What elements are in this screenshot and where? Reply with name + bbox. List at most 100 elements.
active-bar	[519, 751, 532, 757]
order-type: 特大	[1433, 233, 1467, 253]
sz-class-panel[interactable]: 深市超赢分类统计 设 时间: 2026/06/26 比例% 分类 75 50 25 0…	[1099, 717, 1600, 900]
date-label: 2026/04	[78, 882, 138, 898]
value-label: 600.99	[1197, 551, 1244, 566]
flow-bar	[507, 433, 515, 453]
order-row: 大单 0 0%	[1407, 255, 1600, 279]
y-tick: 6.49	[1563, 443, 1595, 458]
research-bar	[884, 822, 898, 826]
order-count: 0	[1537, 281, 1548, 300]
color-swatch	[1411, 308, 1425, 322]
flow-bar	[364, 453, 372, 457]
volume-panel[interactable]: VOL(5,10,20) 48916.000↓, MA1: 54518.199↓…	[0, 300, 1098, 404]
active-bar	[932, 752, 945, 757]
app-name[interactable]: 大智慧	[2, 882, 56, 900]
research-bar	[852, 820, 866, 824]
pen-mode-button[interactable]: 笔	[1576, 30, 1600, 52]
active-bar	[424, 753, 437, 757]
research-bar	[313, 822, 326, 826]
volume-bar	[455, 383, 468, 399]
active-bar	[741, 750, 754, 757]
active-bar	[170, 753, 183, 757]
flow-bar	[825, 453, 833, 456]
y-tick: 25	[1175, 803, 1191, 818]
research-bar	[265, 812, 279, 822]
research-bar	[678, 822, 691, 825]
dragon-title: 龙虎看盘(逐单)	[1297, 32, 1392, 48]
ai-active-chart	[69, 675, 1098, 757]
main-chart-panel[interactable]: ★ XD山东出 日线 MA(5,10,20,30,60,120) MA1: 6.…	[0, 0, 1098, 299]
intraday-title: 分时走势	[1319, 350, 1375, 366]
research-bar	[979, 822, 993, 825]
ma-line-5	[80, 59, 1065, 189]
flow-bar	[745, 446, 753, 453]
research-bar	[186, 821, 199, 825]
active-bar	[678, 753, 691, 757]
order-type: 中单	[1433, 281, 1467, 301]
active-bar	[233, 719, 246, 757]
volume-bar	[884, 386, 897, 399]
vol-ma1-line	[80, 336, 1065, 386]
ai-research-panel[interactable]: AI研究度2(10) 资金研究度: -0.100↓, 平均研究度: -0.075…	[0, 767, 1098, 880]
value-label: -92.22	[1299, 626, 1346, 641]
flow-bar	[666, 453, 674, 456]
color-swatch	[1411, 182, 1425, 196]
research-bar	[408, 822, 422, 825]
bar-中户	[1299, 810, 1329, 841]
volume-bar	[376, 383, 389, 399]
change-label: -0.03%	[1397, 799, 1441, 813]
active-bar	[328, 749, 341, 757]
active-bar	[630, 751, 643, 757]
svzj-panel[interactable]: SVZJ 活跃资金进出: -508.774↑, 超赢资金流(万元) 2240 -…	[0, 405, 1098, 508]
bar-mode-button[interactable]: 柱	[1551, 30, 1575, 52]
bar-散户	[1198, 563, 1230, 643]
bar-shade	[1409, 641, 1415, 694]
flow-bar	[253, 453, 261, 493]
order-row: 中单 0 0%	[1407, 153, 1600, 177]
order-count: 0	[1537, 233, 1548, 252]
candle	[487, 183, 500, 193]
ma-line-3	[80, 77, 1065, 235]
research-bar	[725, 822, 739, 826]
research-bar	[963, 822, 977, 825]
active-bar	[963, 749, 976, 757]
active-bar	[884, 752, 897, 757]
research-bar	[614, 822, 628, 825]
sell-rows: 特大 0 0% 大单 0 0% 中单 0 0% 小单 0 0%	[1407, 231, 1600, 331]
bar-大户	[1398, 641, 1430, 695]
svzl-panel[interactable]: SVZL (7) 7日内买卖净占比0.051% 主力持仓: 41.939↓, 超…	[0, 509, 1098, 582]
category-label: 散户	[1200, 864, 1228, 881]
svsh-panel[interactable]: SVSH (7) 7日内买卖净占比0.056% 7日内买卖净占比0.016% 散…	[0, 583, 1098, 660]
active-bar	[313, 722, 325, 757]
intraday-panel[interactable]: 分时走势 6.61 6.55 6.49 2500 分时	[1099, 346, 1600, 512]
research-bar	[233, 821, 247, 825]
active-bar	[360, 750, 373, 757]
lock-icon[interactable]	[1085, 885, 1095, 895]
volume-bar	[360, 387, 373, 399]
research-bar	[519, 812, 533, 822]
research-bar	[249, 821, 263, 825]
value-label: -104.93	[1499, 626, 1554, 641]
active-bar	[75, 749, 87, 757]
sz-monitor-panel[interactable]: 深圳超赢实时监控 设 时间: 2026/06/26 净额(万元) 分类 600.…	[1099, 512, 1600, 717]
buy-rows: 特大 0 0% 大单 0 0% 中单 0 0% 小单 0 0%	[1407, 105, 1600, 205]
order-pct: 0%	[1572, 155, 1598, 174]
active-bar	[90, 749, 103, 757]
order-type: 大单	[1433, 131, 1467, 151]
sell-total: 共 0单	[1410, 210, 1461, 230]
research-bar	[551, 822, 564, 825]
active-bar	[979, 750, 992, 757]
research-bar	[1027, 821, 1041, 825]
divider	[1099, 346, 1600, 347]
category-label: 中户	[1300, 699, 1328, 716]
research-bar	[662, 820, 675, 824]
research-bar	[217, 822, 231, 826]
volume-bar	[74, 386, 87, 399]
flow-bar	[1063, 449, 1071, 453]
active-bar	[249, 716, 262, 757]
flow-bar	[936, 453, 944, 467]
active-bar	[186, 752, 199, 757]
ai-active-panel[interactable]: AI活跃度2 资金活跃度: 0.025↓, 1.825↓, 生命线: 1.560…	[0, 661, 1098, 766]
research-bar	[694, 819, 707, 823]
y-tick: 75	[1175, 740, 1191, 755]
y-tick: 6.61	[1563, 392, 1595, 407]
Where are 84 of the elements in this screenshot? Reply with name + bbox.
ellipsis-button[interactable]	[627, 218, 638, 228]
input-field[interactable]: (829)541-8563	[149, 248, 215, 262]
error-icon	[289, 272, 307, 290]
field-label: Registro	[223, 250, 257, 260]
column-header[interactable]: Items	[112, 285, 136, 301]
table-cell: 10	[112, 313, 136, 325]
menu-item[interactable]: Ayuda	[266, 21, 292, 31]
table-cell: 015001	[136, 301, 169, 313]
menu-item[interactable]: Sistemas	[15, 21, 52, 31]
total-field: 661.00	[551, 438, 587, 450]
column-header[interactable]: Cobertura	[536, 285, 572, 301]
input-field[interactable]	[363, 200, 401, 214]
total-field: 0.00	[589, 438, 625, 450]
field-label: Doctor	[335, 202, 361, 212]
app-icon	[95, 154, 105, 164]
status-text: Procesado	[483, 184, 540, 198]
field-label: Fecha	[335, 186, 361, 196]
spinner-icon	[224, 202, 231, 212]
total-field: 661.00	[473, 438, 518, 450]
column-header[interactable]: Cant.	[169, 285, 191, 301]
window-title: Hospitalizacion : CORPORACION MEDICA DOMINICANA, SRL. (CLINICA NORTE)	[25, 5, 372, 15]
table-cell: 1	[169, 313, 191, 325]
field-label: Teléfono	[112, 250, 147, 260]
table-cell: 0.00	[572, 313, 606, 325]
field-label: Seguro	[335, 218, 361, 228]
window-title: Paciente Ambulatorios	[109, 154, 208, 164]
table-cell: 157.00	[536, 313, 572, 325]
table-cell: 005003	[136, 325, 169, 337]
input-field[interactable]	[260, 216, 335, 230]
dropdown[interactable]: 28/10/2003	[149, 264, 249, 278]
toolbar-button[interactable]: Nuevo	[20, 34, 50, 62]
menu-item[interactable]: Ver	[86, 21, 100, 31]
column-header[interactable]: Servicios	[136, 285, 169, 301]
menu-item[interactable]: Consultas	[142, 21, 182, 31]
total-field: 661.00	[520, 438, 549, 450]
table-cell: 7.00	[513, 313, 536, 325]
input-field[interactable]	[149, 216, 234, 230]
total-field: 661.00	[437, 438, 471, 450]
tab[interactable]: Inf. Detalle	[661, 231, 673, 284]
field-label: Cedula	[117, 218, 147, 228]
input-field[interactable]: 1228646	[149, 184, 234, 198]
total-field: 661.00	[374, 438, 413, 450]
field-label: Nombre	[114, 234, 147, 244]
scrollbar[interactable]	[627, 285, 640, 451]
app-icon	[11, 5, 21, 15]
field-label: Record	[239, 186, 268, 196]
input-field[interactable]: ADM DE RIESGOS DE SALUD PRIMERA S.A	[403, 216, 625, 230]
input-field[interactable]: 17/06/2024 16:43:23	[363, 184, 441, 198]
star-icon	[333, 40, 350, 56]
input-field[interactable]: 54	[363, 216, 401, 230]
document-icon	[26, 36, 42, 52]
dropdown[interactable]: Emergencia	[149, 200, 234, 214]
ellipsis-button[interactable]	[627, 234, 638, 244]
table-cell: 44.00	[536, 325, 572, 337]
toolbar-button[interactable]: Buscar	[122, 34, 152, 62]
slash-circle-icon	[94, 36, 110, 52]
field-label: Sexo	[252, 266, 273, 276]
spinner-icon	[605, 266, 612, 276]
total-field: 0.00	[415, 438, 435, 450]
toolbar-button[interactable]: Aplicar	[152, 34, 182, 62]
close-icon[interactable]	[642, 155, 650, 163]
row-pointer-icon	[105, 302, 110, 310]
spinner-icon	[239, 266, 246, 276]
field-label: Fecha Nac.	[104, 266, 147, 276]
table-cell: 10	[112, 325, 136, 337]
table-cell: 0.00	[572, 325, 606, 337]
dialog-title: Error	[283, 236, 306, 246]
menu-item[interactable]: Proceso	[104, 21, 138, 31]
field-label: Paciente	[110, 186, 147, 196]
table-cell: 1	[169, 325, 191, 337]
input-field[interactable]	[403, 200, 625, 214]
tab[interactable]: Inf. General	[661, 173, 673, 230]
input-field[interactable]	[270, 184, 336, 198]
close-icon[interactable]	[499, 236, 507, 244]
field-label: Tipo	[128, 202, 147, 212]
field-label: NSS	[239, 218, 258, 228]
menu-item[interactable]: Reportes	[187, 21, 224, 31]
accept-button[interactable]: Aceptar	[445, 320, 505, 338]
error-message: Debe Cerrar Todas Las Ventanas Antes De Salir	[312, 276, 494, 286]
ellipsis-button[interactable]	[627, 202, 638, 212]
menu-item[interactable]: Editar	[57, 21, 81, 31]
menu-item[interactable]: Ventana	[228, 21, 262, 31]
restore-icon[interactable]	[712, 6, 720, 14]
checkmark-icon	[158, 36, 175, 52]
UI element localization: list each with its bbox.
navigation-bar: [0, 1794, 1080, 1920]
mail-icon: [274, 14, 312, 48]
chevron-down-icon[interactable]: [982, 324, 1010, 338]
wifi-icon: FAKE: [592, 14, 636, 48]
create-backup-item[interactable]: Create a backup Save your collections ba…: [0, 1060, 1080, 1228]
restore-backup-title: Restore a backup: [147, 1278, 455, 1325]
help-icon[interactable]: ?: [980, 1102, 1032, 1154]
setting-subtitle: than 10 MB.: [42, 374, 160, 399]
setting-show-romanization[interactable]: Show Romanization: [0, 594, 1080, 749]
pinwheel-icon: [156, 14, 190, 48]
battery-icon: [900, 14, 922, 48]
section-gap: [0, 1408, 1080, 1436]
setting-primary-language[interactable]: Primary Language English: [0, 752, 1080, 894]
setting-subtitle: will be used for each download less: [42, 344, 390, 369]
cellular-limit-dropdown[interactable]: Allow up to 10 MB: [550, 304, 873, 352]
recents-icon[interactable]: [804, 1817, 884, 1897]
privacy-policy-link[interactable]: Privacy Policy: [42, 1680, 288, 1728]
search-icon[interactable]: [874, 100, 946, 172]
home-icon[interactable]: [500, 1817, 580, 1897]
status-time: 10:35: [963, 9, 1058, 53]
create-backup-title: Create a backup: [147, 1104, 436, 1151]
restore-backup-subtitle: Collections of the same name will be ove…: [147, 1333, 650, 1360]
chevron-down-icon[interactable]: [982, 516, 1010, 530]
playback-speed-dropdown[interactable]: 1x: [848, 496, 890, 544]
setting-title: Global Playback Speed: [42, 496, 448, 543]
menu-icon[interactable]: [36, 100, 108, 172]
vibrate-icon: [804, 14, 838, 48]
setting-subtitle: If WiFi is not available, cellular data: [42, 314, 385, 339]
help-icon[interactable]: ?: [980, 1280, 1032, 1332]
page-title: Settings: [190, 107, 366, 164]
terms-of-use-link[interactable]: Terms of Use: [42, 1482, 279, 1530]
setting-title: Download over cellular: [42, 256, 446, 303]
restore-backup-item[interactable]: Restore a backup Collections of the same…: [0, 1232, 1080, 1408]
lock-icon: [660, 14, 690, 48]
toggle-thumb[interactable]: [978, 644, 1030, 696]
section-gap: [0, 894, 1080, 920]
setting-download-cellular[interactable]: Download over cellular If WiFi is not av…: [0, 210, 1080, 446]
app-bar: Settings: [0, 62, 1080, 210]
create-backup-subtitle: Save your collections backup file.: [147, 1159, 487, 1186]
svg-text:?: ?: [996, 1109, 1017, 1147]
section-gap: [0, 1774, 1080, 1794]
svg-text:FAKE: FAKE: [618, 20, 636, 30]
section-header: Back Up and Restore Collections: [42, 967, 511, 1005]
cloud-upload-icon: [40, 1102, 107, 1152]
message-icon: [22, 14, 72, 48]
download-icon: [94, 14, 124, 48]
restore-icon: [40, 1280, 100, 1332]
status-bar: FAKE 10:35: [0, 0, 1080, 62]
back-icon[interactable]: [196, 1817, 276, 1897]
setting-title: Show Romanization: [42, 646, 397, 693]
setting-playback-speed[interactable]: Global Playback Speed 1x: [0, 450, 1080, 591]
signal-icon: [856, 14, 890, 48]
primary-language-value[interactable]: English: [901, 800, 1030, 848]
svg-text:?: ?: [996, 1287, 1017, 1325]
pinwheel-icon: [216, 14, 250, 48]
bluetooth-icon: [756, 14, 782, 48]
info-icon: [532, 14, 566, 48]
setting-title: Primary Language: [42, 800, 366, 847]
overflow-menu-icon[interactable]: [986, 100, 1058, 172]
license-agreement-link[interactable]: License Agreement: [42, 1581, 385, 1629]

- - -

Task requirements: Recast the records from the first line through the line containing "300, 1098, 404]" as a Markdown table, with each line numbered under a Number column and its text under a Text column. Leave out blank lines.

Task solution:
| Number | Text |
|---|---|
| 1 | What elements are in this screenshot and where? Reply with name + bbox. List at most 100 elements. |
| 2 | active-bar	[519, 751, 532, 757] |
| 3 | order-type: 特大	[1433, 233, 1467, 253] |
| 4 | sz-class-panel[interactable]: 深市超赢分类统计 设 时间: 2026/06/26 比例% 分类 75 50 25 0…	[1099, 717, 1600, 900] |
| 5 | date-label: 2026/04	[78, 882, 138, 898] |
| 6 | value-label: 600.99	[1197, 551, 1244, 566] |
| 7 | flow-bar	[507, 433, 515, 453] |
| 8 | order-row: 大单 0 0%	[1407, 255, 1600, 279] |
| 9 | y-tick: 6.49	[1563, 443, 1595, 458] |
| 10 | research-bar	[884, 822, 898, 826] |
| 11 | order-count: 0	[1537, 281, 1548, 300] |
| 12 | color-swatch	[1411, 308, 1425, 322] |
| 13 | flow-bar	[364, 453, 372, 457] |
| 14 | volume-panel[interactable]: VOL(5,10,20) 48916.000↓, MA1: 54518.199↓…	[0, 300, 1098, 404] |